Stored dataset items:
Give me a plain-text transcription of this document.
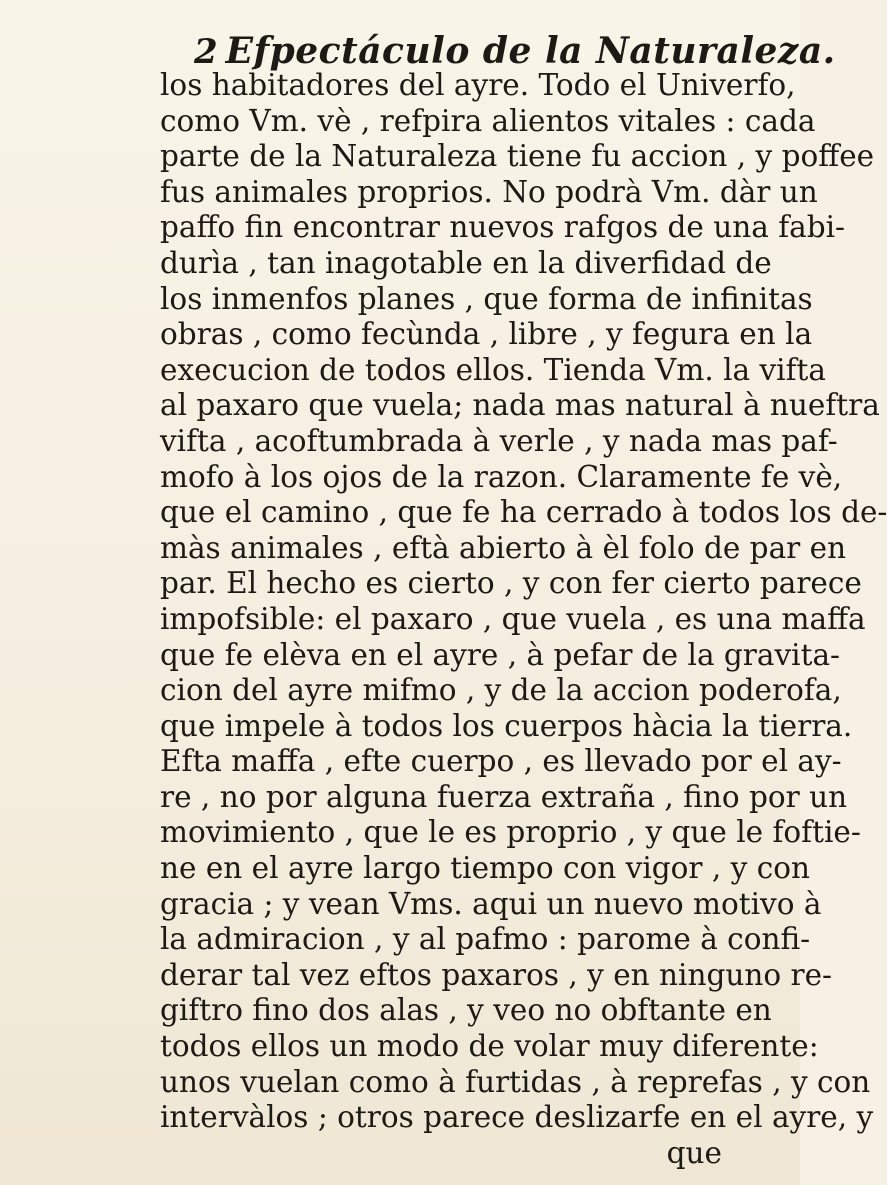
2 Efpectáculo de la Naturaleza.
los habitadores del ayre. Todo el Univerfo,
como Vm. vè , refpira alientos vitales : cada
parte de la Naturaleza tiene fu accion , y poffee
fus animales proprios. No podrà Vm. dàr un
paffo fin encontrar nuevos rafgos de una fabi-
durìa , tan inagotable en la diverfidad de
los inmenfos planes , que forma de infinitas
obras , como fecùnda , libre , y fegura en la
execucion de todos ellos. Tienda Vm. la vifta
al paxaro que vuela; nada mas natural à nueftra
vifta , acoftumbrada à verle , y nada mas paf-
mofo à los ojos de la razon. Claramente fe vè,
que el camino , que fe ha cerrado à todos los de-
màs animales , eftà abierto à èl folo de par en
par. El hecho es cierto , y con fer cierto parece
impofsible: el paxaro , que vuela , es una maffa
que fe elèva en el ayre , à pefar de la gravita-
cion del ayre mifmo , y de la accion poderofa,
que impele à todos los cuerpos hàcia la tierra.
Efta maffa , efte cuerpo , es llevado por el ay-
re , no por alguna fuerza extraña , fino por un
movimiento , que le es proprio , y que le foftie-
ne en el ayre largo tiempo con vigor , y con
gracia ; y vean Vms. aqui un nuevo motivo à
la admiracion , y al pafmo : parome à confi-
derar tal vez eftos paxaros , y en ninguno re-
giftro fino dos alas , y veo no obftante en
todos ellos un modo de volar muy diferente:
unos vuelan como à furtidas , à reprefas , y con
intervàlos ; otros parece deslizarfe en el ayre, y
que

> **What you need to do**
Reproduce the material above in full, exactly, with no images.

> **Written response**
Give me a plain-text transcription of this document.
2 Efpectáculo de la Naturaleza.
los habitadores del ayre. Todo el Univerfo,
como Vm. vè , refpira alientos vitales : cada
parte de la Naturaleza tiene fu accion , y poffee
fus animales proprios. No podrà Vm. dàr un
paffo fin encontrar nuevos rafgos de una fabi-
durìa , tan inagotable en la diverfidad de
los inmenfos planes , que forma de infinitas
obras , como fecùnda , libre , y fegura en la
execucion de todos ellos. Tienda Vm. la vifta
al paxaro que vuela; nada mas natural à nueftra
vifta , acoftumbrada à verle , y nada mas paf-
mofo à los ojos de la razon. Claramente fe vè,
que el camino , que fe ha cerrado à todos los de-
màs animales , eftà abierto à èl folo de par en
par. El hecho es cierto , y con fer cierto parece
impofsible: el paxaro , que vuela , es una maffa
que fe elèva en el ayre , à pefar de la gravita-
cion del ayre mifmo , y de la accion poderofa,
que impele à todos los cuerpos hàcia la tierra.
Efta maffa , efte cuerpo , es llevado por el ay-
re , no por alguna fuerza extraña , fino por un
movimiento , que le es proprio , y que le foftie-
ne en el ayre largo tiempo con vigor , y con
gracia ; y vean Vms. aqui un nuevo motivo à
la admiracion , y al pafmo : parome à confi-
derar tal vez eftos paxaros , y en ninguno re-
giftro fino dos alas , y veo no obftante en
todos ellos un modo de volar muy diferente:
unos vuelan como à furtidas , à reprefas , y con
intervàlos ; otros parece deslizarfe en el ayre, y
que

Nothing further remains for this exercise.